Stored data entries

— Begin —

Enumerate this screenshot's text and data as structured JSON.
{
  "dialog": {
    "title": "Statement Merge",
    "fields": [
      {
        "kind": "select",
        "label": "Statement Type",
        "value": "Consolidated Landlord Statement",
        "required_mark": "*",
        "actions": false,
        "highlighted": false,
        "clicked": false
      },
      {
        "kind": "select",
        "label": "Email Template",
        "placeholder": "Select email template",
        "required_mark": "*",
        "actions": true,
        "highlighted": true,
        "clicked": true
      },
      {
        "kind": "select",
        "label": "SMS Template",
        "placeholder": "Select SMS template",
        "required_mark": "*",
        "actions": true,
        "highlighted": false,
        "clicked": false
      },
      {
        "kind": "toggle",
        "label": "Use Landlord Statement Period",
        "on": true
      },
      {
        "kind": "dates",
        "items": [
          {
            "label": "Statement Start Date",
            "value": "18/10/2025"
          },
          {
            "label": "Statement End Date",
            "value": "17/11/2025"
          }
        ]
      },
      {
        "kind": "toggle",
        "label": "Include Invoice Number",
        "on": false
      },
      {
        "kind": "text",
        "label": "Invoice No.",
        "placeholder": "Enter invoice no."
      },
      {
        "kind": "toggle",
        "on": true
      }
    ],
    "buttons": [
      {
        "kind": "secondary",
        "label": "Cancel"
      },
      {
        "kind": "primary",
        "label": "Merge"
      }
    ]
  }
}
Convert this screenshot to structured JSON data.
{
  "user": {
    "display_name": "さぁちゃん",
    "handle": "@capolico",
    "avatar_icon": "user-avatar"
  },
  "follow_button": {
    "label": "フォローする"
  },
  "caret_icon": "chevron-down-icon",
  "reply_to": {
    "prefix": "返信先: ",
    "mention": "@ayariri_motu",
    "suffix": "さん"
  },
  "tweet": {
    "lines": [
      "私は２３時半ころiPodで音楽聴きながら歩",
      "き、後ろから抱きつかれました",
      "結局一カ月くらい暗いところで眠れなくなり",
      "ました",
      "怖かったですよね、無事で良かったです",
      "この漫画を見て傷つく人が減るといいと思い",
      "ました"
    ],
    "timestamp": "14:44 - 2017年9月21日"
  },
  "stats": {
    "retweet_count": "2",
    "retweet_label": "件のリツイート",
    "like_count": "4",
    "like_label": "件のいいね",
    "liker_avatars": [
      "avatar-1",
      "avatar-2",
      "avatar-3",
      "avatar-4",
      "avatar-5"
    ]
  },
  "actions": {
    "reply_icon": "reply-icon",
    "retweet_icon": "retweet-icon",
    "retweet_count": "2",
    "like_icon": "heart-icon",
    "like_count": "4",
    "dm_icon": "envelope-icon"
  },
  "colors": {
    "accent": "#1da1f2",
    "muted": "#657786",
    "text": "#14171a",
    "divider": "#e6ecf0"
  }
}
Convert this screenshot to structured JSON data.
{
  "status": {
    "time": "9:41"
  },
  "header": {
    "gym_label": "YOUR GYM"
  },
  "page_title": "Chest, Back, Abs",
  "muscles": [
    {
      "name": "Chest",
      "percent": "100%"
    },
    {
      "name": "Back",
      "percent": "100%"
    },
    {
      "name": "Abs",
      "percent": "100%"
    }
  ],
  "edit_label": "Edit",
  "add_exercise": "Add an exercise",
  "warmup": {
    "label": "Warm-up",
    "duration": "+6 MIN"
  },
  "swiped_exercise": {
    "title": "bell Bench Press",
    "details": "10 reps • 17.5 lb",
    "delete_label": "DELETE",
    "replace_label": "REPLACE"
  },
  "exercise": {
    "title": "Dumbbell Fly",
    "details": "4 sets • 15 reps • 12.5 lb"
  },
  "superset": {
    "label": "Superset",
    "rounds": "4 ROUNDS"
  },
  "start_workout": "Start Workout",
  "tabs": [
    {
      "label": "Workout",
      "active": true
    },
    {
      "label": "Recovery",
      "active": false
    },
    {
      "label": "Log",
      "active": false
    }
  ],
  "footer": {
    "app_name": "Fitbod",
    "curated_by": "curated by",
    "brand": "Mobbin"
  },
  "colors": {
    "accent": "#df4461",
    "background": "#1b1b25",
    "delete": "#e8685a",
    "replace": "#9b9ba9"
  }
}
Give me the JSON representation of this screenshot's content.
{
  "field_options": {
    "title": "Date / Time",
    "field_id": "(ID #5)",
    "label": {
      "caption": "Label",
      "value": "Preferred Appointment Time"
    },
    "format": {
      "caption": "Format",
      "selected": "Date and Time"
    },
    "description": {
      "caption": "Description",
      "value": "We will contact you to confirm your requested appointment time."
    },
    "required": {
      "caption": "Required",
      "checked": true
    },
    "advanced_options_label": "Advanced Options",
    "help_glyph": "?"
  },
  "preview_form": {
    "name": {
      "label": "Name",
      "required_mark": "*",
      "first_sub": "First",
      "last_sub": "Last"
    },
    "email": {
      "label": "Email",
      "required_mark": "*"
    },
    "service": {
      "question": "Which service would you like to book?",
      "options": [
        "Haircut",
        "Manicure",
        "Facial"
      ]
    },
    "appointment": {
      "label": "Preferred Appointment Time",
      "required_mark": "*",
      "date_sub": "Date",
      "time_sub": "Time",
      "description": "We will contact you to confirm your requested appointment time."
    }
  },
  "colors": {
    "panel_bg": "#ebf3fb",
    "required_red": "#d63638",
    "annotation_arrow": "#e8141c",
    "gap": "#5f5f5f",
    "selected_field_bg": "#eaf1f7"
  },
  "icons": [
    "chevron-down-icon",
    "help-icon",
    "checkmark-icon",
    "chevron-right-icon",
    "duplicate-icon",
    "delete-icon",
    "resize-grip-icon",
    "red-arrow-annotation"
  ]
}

— End —

**EXERCISE DIRECTIONS**
From the listing above, copy every line that includes the word "actions".

**EXERCISE SOLUTION**
        "actions": false,
        "actions": true,
        "actions": true,
  "actions": {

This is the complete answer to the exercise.